[start of Provided records]

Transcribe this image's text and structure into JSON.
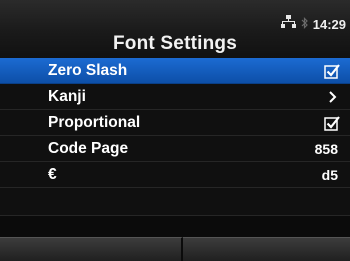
{
  "header": {
    "title": "Font Settings",
    "time": "14:29",
    "icons": [
      "network-icon",
      "bluetooth-icon"
    ]
  },
  "menu": {
    "items": [
      {
        "label": "Zero Slash",
        "indicator": "checked",
        "icon": "checkbox-checked-icon",
        "selected": true
      },
      {
        "label": "Kanji",
        "indicator": "submenu",
        "icon": "chevron-right-icon"
      },
      {
        "label": "Proportional",
        "indicator": "checked",
        "icon": "checkbox-checked-icon"
      },
      {
        "label": "Code Page",
        "value": "858"
      },
      {
        "label": "€",
        "value": "d5"
      }
    ]
  },
  "colors": {
    "selection": "#1565c8",
    "background": "#0b0b0b",
    "text": "#ffffff"
  }
}
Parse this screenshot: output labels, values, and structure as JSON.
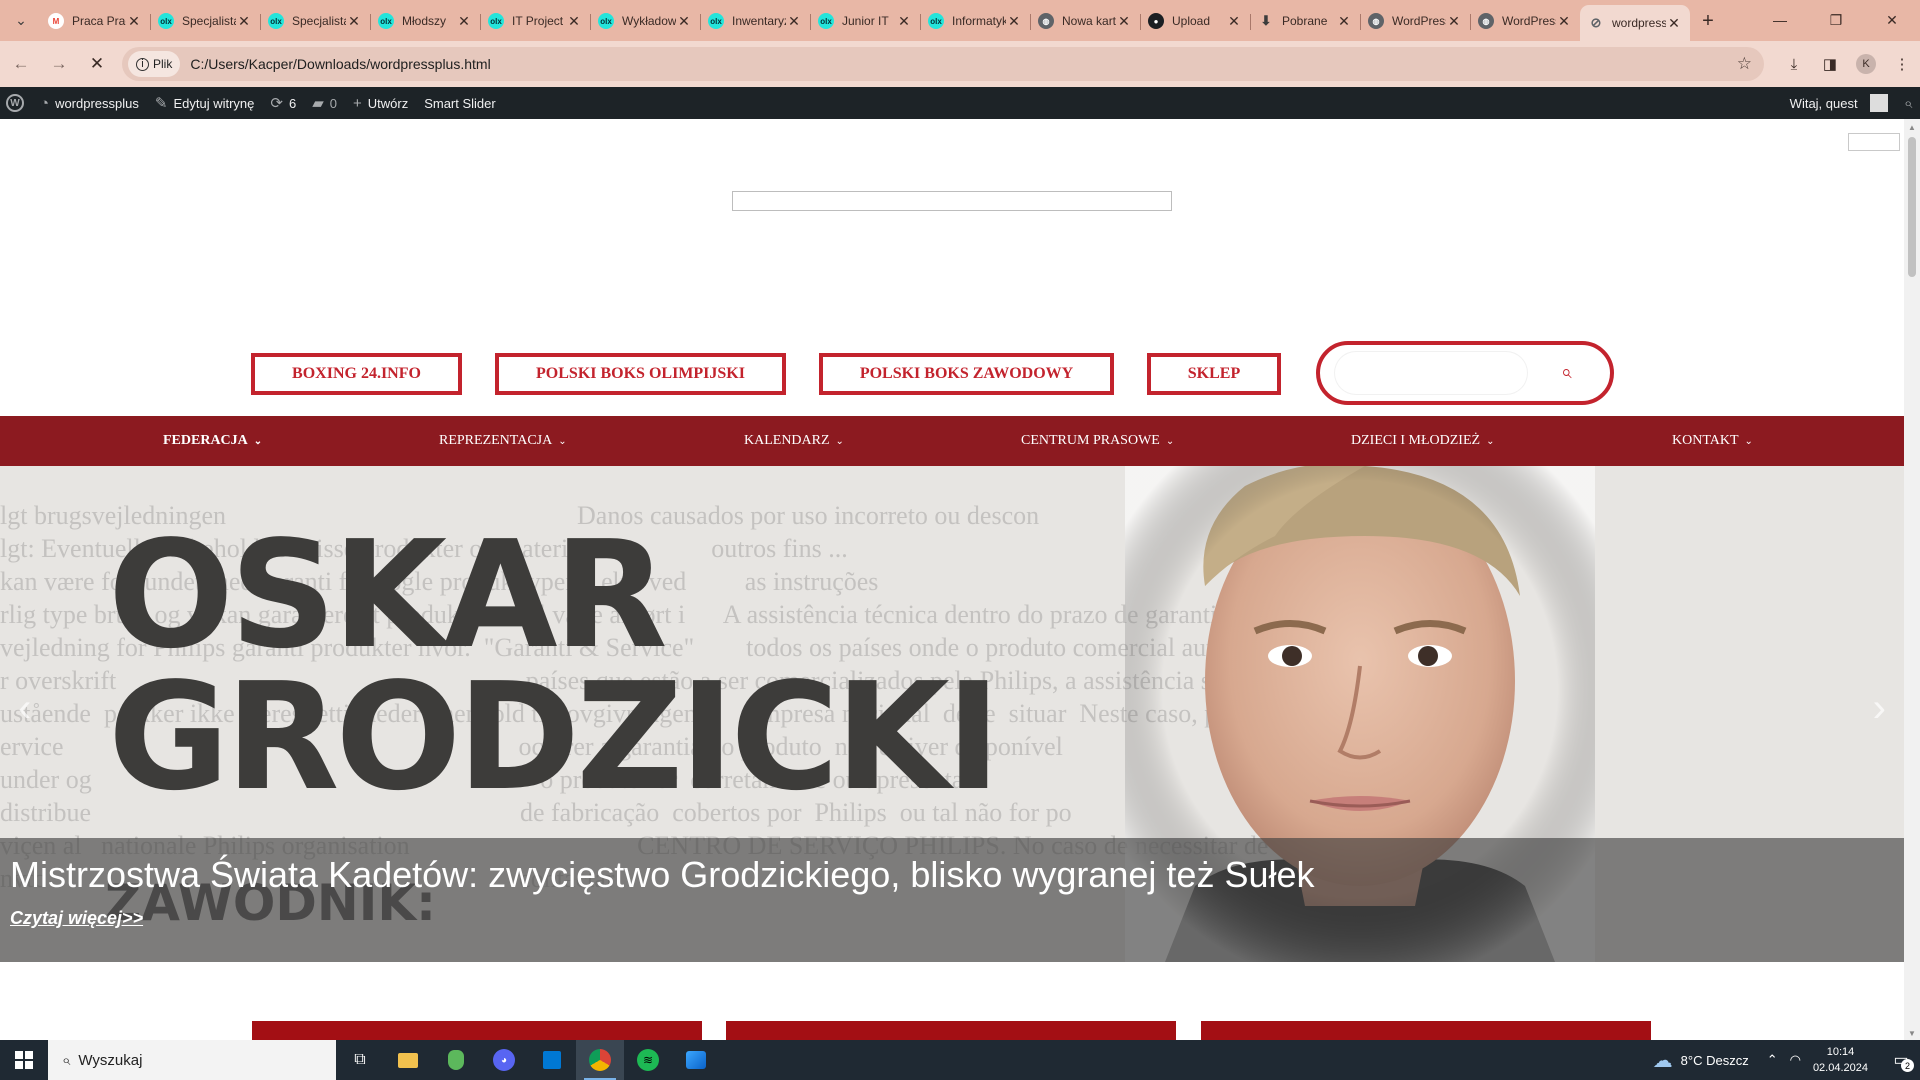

[end of Provided records]

Goal of the exercise: The records above must be printed exactly; the pictures stay out.

Output:
Transcribe this image's text and structure into JSON.
{
  "header": {
    "title": "Font Settings",
    "time": "14:29",
    "icons": [
      "network-icon",
      "bluetooth-icon"
    ]
  },
  "menu": {
    "items": [
      {
        "label": "Zero Slash",
        "indicator": "checked",
        "icon": "checkbox-checked-icon",
        "selected": true
      },
      {
        "label": "Kanji",
        "indicator": "submenu",
        "icon": "chevron-right-icon"
      },
      {
        "label": "Proportional",
        "indicator": "checked",
        "icon": "checkbox-checked-icon"
      },
      {
        "label": "Code Page",
        "value": "858"
      },
      {
        "label": "€",
        "value": "d5"
      }
    ]
  },
  "colors": {
    "selection": "#1565c8",
    "background": "#0b0b0b",
    "text": "#ffffff"
  }
}
Parse this screenshot: output labels, values, and structure as JSON.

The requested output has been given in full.